*Aim of the exercise:* Every line holding the string "năng" should be gathered.

*Information shown:*

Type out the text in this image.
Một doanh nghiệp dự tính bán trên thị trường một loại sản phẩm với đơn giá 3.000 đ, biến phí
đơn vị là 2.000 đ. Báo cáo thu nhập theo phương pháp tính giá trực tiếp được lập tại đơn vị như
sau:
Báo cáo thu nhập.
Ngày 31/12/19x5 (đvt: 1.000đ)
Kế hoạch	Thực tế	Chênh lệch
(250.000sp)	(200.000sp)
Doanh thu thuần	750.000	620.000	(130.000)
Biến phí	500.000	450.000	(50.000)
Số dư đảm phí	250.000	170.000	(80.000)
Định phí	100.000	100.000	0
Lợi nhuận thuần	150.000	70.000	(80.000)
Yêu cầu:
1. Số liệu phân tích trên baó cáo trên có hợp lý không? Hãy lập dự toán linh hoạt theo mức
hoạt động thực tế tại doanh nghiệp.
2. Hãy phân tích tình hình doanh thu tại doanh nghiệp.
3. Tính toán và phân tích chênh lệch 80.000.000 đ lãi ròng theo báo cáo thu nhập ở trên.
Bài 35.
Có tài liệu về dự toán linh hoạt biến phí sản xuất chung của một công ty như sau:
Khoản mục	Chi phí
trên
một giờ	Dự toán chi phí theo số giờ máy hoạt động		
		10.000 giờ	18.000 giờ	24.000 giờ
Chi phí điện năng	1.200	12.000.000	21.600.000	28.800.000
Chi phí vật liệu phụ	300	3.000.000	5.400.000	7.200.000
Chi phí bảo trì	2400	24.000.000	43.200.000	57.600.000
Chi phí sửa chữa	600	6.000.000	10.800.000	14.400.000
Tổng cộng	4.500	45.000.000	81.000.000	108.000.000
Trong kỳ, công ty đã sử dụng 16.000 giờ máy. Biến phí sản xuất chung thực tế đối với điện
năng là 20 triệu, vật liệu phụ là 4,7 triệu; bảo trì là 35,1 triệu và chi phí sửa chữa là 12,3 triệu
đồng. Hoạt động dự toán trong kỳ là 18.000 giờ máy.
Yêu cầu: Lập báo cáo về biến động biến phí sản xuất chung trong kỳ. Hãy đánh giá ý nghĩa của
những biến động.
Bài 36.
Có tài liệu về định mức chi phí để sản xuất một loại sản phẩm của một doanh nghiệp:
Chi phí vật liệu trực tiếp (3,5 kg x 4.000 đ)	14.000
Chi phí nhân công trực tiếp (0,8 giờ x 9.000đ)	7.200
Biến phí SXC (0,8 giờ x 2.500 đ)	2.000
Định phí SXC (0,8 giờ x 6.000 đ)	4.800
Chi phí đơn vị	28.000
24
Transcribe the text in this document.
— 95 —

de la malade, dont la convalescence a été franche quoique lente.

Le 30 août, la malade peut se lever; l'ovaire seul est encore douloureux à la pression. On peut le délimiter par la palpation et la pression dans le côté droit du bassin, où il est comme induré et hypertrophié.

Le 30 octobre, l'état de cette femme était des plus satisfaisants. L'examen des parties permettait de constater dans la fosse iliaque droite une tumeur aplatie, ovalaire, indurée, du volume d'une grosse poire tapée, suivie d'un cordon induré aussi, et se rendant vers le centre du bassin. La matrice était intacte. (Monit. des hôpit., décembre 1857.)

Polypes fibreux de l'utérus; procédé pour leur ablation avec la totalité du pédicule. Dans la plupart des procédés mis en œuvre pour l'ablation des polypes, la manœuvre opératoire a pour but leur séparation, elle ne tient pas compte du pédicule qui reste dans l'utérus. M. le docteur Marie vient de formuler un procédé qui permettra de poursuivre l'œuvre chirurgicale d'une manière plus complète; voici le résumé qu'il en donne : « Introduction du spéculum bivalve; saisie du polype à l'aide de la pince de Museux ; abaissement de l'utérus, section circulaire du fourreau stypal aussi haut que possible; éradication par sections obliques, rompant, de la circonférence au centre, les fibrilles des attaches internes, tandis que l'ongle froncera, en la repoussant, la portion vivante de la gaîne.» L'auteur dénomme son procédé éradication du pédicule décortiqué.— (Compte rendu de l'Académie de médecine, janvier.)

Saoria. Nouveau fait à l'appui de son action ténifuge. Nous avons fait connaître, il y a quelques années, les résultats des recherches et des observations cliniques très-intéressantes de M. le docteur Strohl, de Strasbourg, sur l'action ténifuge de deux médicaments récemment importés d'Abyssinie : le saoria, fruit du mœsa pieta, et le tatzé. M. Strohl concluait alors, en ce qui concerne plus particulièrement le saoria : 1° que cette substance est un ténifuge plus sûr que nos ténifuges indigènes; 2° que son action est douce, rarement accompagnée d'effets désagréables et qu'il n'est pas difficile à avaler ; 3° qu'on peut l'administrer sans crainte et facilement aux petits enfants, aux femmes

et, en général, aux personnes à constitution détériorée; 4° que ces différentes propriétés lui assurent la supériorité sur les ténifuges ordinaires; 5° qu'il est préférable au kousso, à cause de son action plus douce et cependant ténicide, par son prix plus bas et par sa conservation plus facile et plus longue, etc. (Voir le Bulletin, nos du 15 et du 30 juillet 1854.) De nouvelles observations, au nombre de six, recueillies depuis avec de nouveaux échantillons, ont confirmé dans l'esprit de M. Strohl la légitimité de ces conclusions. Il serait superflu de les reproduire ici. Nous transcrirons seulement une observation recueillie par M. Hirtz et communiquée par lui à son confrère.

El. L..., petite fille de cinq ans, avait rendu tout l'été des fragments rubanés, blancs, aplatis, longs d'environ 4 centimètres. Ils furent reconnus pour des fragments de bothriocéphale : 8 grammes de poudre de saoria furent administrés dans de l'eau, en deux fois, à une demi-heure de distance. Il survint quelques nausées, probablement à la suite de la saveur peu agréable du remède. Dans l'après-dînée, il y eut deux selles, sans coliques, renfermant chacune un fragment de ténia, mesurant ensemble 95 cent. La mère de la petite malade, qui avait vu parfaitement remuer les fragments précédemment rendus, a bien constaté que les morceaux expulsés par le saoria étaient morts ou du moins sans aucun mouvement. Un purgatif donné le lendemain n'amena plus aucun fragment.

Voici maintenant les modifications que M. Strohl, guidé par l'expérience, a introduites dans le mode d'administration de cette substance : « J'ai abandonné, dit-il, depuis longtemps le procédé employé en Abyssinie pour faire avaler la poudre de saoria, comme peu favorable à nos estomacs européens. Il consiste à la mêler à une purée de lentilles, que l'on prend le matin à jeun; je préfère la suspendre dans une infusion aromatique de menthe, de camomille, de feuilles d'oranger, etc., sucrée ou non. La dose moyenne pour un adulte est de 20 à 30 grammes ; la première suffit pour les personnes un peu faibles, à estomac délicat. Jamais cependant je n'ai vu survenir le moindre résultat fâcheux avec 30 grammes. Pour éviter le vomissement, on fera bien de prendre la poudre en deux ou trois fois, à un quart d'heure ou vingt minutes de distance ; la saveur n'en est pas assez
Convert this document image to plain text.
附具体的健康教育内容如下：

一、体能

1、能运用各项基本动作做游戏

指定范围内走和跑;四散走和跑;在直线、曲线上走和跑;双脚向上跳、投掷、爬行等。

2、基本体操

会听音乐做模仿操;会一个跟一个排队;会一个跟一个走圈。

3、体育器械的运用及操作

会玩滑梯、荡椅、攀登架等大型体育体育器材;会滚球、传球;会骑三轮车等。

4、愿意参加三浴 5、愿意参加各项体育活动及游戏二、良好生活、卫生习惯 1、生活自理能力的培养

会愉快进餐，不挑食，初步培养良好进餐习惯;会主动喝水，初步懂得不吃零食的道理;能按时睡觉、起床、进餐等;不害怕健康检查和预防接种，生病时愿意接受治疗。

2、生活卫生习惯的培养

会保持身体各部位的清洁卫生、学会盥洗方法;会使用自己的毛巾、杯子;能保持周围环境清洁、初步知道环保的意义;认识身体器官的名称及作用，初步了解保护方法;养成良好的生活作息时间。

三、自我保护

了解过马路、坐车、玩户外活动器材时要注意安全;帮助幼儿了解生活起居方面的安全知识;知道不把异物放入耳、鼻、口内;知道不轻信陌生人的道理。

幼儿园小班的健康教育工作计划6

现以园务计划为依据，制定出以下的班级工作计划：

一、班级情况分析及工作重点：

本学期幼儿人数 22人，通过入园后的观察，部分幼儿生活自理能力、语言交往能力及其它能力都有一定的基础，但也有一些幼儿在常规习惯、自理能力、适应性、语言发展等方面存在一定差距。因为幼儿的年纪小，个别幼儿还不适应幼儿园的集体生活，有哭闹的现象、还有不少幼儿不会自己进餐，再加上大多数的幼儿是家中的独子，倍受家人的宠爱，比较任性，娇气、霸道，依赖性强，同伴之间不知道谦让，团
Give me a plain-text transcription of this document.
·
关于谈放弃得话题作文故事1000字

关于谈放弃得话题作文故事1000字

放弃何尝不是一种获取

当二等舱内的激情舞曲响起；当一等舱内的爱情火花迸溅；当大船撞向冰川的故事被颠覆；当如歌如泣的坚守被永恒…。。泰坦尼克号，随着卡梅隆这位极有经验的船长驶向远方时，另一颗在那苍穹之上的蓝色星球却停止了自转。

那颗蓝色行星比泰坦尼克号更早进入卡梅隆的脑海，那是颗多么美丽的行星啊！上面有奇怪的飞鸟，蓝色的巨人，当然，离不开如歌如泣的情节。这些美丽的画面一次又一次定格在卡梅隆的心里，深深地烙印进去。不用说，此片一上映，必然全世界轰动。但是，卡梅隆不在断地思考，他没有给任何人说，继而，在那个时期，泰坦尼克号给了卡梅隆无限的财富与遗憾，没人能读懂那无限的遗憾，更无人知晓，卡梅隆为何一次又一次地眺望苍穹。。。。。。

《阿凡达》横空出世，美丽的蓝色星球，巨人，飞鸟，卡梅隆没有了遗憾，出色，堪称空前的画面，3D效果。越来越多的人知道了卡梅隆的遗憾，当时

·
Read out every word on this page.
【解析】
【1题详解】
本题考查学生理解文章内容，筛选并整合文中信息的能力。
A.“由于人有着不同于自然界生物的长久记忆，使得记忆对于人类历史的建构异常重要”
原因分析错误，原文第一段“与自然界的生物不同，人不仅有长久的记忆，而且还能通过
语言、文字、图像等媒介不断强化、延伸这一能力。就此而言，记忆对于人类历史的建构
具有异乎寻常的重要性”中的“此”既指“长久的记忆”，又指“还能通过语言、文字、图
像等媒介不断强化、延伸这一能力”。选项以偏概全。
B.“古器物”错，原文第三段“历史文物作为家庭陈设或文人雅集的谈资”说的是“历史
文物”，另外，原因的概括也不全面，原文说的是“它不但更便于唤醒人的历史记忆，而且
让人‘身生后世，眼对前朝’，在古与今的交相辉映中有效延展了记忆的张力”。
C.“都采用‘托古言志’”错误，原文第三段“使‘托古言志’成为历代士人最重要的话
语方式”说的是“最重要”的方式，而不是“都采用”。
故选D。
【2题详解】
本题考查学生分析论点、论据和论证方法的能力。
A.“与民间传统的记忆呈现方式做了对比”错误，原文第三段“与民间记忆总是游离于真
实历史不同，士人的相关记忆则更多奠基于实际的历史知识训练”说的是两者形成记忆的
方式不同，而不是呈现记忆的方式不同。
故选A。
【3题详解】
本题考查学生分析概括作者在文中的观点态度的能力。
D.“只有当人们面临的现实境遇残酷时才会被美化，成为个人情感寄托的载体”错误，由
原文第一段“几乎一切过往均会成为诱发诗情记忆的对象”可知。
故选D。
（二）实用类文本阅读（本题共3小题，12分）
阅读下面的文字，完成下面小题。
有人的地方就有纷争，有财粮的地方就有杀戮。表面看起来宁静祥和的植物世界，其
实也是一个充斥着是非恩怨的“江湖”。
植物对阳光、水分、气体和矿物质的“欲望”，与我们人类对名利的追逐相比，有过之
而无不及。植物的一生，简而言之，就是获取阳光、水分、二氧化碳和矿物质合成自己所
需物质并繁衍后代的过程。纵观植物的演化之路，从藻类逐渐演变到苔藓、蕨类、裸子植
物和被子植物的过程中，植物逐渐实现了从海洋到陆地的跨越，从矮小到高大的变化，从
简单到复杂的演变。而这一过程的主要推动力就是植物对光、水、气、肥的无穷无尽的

*Response:*
Chi phí điện năng	1.200	12.000.000	21.600.000	28.800.000
năng là 20 triệu, vật liệu phụ là 4,7 triệu; bảo trì là 35,1 triệu và chi phí sửa chữa là 12,3 triệu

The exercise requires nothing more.